TAREFAS A REALIZAR:
1 – No acórdão, qual é o crime que o Ministério Público imputou ao arguido?
2 – Transcreva do acórdão o trecho que começa em "Acórdão nº 400/13.6PDPRT.P1" e prossegue até "22 de Janeiro.".

TEXTO DE LEITURA:
___

Acórdão nº 400/13.6PDPRT.P1 de Court of Appeal of Porto (Portugal), 18 de Março de 2015
Magistrado Responsável | NETO DE MOURA |
Data da Resolução | 18 de Março de 2015 |
Emissor | Court of Appeal of Porto (Portugal) |
Processo n.º 400/13.6 PDPRT.P1 Recurso Penal Relator: Neto de Moura Acordam, em conferência, na 1.ª Secção (Criminal) do Tribunal da Relação do Porto I - Relatório No âmbito do processo comum que, sob o n.º 400/13.6 PDPRT, corre termos pela Instância Local do Porto, Secção Criminal (Juiz 7), da Comarca do Porto, foi submetido a julgamento, por tribunal singular, o arguido B…, mediante acusação do Ministério Público que lhe imputou a prática de factos susceptíveis de consubstanciar um crime de tráfico de estupefacientes de menor gravidade previsto e punível pelos artigos 21.º e 25.º, al. a), do Dec. Lei n.º 15/93, de 22 de Janeiro.

___

DADOS FORNECIDOS:
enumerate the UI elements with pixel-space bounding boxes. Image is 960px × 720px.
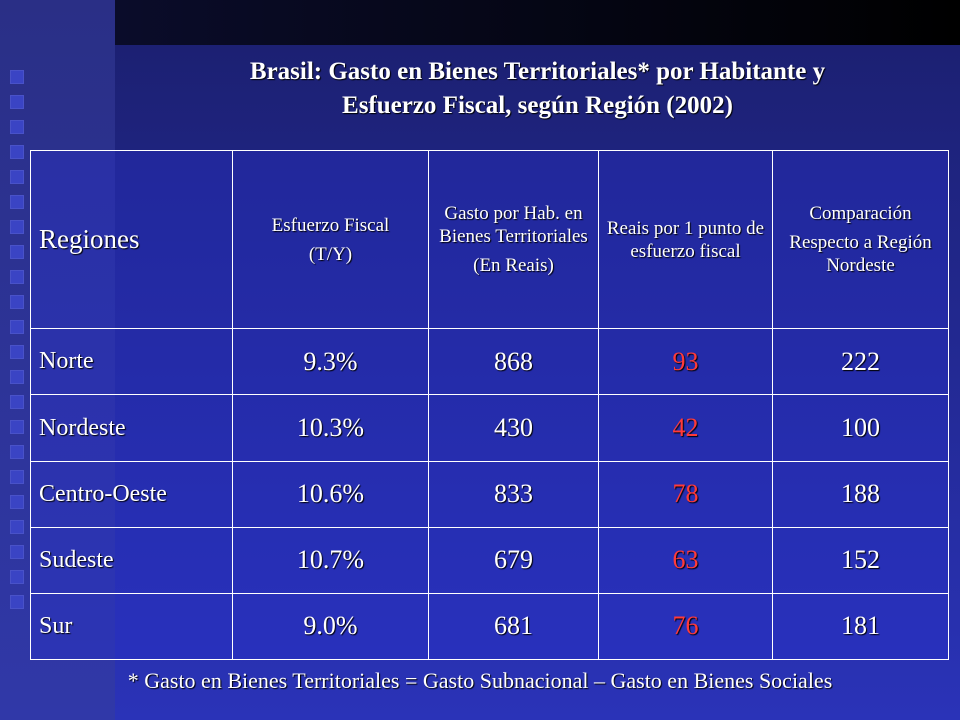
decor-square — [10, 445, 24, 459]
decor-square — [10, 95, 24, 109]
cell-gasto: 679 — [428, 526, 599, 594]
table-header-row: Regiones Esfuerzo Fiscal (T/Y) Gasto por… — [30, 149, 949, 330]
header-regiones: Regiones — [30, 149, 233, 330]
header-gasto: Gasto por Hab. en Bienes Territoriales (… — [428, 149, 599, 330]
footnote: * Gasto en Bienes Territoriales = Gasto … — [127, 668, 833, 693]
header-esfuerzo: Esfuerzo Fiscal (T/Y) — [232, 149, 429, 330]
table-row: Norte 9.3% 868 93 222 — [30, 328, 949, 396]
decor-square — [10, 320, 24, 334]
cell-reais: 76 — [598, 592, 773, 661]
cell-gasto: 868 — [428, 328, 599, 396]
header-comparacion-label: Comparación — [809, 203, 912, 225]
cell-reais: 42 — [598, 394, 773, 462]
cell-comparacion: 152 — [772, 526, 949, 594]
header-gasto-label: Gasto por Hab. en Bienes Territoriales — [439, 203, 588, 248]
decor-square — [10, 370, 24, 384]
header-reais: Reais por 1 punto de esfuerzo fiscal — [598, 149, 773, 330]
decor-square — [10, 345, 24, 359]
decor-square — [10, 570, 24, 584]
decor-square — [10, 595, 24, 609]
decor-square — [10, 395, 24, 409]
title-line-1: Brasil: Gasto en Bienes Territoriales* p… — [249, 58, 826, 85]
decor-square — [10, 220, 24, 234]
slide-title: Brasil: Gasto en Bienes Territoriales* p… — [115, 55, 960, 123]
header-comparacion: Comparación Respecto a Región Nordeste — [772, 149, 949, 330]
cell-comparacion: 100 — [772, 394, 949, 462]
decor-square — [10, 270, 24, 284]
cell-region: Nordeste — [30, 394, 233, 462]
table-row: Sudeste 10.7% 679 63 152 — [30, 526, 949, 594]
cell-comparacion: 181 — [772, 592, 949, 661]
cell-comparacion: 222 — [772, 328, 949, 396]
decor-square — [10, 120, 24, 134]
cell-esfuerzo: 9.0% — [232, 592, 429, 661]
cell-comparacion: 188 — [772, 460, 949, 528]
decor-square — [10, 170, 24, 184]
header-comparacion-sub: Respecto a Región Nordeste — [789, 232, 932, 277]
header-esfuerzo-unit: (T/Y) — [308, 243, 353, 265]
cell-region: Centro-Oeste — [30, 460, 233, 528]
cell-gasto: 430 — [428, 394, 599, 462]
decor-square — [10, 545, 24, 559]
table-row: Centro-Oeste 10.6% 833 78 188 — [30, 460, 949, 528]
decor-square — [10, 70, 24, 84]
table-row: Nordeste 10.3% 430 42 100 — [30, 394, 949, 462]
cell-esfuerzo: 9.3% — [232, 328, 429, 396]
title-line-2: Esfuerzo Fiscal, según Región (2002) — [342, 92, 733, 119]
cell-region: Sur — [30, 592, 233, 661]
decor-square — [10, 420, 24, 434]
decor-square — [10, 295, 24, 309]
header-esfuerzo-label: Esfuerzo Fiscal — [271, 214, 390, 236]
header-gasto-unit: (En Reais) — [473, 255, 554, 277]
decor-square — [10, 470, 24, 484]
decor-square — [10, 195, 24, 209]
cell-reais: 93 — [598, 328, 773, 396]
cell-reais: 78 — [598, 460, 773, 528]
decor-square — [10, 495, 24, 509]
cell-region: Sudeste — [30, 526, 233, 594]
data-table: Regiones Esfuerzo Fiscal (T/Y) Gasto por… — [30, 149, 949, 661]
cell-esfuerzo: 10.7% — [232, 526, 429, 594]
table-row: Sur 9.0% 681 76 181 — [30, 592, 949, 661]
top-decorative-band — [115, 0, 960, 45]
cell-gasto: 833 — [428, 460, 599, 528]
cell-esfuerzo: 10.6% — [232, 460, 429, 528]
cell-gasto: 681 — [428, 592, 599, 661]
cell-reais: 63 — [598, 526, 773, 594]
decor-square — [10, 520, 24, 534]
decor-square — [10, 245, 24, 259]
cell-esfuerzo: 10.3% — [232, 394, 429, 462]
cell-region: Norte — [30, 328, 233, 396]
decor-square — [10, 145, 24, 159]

___

RESPOSTAS ÀS TAREFAS:
1 – Um crime de tráfico de estupefacientes de menor gravidade, previsto e punível pelos artigos 21.º e 25.º, al. a), do Dec. Lei n.º 15/93, de 22 de Janeiro.

2 –
Acórdão nº 400/13.6PDPRT.P1 de Court of Appeal of Porto (Portugal), 18 de Março de 2015
Magistrado Responsável | NETO DE MOURA |
Data da Resolução | 18 de Março de 2015 |
Emissor | Court of Appeal of Porto (Portugal) |
Processo n.º 400/13.6 PDPRT.P1 Recurso Penal Relator: Neto de Moura Acordam, em conferência, na 1.ª Secção (Criminal) do Tribunal da Relação do Porto I - Relatório No âmbito do processo comum que, sob o n.º 400/13.6 PDPRT, corre termos pela Instância Local do Porto, Secção Criminal (Juiz 7), da Comarca do Porto, foi submetido a julgamento, por tribunal singular, o arguido B…, mediante acusação do Ministério Público que lhe imputou a prática de factos susceptíveis de consubstanciar um crime de tráfico de estupefacientes de menor gravidade previsto e punível pelos artigos 21.º e 25.º, al. a), do Dec. Lei n.º 15/93, de 22 de Janeiro.